▶ [Data for this task]
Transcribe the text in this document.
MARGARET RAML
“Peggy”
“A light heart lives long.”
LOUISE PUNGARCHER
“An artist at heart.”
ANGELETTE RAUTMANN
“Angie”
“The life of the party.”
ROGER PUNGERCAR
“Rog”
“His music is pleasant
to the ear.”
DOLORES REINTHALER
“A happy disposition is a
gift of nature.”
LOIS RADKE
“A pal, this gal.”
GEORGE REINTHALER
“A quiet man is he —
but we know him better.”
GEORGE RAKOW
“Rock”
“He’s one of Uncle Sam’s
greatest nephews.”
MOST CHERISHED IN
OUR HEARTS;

▶ [To do] Write out every entry again, keeping each line exactly the same.

▶ [Result for this exercise]
Transcribe the text in this document.
MARGARET RAML
“Peggy”
“A light heart lives long.”
LOUISE PUNGARCHER
“An artist at heart.”
ANGELETTE RAUTMANN
“Angie”
“The life of the party.”
ROGER PUNGERCAR
“Rog”
“His music is pleasant
to the ear.”
DOLORES REINTHALER
“A happy disposition is a
gift of nature.”
LOIS RADKE
“A pal, this gal.”
GEORGE REINTHALER
“A quiet man is he —
but we know him better.”
GEORGE RAKOW
“Rock”
“He’s one of Uncle Sam’s
greatest nephews.”
MOST CHERISHED IN
OUR HEARTS;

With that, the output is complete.